# [SET TASK]
Where the data below has the string "this", return the whole line.

# [DATASET RECORDS]
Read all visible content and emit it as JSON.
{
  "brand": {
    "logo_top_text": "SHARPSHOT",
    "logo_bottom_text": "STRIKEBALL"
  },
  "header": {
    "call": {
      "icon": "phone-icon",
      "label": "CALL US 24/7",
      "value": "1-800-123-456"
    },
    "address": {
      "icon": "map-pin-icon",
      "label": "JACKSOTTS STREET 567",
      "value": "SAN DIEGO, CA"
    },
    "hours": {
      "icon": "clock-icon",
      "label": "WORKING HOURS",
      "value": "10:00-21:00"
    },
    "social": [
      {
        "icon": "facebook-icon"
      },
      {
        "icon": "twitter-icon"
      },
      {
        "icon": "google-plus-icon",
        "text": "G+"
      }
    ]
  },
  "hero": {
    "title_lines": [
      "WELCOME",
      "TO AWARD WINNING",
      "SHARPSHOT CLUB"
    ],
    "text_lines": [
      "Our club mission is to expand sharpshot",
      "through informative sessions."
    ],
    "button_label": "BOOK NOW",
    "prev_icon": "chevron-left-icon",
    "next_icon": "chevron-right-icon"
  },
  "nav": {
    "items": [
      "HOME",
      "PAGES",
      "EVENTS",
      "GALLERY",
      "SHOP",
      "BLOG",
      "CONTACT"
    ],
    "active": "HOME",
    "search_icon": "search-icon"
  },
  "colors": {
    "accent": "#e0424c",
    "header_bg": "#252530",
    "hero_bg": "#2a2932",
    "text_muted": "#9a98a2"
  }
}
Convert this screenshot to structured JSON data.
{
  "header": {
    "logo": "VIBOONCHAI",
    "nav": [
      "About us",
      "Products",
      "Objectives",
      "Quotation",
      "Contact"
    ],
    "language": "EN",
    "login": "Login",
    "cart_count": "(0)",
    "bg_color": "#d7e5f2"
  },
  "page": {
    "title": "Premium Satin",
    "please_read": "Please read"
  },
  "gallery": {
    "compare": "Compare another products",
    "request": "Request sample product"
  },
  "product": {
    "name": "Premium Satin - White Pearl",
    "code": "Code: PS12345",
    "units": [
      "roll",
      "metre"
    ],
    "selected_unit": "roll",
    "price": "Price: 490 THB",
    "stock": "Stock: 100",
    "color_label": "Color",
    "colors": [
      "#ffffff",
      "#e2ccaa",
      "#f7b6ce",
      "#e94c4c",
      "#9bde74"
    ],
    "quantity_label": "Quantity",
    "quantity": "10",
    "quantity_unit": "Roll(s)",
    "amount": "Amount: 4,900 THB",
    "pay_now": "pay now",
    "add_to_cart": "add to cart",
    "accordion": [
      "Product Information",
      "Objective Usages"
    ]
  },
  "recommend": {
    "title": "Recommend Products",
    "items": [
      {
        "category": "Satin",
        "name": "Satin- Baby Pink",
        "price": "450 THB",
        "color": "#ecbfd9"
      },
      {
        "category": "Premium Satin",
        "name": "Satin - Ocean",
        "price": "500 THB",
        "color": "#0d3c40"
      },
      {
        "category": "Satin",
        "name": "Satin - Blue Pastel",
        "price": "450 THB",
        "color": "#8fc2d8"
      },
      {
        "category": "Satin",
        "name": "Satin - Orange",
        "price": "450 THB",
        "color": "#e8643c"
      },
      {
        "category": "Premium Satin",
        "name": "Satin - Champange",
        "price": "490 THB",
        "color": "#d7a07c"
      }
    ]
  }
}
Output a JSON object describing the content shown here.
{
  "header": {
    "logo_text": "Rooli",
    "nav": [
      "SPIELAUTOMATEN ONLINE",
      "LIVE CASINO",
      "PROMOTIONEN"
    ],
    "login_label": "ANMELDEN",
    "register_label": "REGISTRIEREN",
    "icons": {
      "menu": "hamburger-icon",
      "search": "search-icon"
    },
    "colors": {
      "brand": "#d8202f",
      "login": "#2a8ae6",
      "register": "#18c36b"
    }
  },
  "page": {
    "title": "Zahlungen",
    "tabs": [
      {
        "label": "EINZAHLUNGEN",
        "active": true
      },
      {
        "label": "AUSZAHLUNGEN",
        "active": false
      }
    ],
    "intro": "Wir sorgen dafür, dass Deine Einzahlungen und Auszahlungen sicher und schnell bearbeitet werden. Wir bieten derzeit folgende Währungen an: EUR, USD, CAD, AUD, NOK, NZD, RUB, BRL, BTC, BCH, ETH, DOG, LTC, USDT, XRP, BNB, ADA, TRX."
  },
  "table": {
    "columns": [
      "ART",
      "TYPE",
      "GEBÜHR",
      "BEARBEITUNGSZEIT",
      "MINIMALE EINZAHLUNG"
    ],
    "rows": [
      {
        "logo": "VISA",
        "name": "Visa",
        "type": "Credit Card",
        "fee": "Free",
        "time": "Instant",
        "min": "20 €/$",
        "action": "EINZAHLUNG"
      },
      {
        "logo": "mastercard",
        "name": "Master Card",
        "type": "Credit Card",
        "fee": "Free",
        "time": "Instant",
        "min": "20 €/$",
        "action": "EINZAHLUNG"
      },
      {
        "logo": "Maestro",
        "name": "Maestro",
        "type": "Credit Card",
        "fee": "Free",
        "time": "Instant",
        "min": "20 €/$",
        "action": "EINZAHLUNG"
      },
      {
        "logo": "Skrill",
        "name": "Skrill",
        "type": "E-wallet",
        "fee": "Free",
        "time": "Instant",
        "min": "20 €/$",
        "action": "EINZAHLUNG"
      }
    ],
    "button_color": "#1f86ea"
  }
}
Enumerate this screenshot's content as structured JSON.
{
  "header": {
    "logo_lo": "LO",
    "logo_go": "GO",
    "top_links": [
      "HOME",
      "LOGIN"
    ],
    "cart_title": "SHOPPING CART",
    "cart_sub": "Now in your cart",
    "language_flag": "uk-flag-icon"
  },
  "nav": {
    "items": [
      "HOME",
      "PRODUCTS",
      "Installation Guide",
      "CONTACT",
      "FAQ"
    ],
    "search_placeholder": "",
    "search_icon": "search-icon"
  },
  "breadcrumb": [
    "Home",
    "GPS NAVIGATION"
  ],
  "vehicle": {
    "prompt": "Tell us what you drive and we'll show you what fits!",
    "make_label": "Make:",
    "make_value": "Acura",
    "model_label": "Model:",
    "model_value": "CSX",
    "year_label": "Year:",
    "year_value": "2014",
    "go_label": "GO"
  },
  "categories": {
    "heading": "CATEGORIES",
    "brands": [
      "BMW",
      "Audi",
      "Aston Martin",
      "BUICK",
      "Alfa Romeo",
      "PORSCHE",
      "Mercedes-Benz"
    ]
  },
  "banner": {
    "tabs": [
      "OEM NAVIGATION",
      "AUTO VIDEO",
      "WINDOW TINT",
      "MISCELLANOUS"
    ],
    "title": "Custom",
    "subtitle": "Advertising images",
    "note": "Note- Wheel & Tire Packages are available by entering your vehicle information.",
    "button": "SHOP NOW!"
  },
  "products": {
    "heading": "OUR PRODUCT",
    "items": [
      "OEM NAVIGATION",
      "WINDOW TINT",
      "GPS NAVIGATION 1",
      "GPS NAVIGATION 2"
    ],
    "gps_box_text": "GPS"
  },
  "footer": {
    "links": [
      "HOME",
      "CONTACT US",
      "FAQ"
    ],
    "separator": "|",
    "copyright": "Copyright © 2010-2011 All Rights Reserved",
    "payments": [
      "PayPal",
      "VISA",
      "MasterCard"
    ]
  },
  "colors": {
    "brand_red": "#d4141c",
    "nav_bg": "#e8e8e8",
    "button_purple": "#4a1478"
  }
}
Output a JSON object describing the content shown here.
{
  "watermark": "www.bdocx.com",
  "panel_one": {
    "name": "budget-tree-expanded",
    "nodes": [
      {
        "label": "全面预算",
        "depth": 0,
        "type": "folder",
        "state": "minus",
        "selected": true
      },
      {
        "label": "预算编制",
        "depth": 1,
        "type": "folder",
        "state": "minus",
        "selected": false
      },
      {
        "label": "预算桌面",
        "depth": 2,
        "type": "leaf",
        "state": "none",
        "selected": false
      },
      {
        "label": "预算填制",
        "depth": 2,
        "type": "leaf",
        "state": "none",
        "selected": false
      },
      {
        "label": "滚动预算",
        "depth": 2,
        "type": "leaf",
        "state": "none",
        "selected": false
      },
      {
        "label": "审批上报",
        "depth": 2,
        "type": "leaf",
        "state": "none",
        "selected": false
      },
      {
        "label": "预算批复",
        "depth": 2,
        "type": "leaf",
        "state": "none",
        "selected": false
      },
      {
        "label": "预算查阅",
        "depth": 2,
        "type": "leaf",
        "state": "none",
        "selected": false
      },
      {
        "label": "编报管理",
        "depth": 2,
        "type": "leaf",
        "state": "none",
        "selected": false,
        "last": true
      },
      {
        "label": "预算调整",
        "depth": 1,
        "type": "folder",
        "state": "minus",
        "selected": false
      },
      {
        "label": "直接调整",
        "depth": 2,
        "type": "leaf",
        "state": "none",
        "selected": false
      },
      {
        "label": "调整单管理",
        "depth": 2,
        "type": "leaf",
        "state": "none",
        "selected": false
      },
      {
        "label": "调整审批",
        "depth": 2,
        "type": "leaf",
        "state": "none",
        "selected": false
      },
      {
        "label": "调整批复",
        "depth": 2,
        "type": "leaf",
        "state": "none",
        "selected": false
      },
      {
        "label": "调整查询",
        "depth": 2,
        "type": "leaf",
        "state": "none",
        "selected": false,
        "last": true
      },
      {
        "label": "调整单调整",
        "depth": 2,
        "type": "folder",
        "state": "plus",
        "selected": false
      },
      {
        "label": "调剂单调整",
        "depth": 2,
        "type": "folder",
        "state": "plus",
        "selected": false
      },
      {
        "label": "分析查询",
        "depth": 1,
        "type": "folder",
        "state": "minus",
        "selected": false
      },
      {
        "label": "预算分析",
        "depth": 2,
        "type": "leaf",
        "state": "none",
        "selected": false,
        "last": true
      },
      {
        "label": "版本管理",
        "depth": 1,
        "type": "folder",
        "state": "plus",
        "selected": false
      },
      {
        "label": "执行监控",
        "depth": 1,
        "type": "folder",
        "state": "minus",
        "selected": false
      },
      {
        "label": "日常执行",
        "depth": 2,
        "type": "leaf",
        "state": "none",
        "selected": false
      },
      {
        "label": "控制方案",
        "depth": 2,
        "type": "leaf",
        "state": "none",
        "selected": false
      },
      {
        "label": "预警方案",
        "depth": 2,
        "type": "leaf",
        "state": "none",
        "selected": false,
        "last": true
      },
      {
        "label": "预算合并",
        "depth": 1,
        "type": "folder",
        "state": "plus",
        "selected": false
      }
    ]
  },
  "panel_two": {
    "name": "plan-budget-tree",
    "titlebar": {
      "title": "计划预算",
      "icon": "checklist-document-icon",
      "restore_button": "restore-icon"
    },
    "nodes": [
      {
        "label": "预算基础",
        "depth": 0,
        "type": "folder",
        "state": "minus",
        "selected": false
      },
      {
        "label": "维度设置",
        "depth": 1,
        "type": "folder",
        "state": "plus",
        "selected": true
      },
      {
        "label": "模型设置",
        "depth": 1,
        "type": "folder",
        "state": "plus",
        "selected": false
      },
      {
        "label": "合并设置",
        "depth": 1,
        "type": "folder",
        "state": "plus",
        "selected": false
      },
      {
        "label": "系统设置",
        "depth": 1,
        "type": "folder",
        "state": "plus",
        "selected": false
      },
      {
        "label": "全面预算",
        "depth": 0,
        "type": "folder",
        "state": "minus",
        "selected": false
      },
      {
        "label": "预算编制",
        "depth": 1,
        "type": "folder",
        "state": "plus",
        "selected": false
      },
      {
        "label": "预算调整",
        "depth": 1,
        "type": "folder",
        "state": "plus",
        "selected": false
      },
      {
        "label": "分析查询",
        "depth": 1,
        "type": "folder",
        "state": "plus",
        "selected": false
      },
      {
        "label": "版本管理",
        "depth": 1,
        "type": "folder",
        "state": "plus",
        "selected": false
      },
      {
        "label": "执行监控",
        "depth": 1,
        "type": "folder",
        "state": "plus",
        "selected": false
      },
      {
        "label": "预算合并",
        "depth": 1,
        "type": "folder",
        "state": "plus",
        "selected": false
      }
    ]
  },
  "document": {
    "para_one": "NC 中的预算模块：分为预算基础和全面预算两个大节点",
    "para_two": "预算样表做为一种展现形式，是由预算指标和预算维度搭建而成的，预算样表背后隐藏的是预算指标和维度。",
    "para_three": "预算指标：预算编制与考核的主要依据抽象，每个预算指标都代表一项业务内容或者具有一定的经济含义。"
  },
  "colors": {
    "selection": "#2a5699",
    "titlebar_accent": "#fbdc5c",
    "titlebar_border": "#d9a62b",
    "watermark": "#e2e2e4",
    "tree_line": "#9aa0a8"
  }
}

# [EXERCISE OUTPUT]
Convert this screenshot to structured JSON data.
Enumerate this screenshot's content as structured JSON.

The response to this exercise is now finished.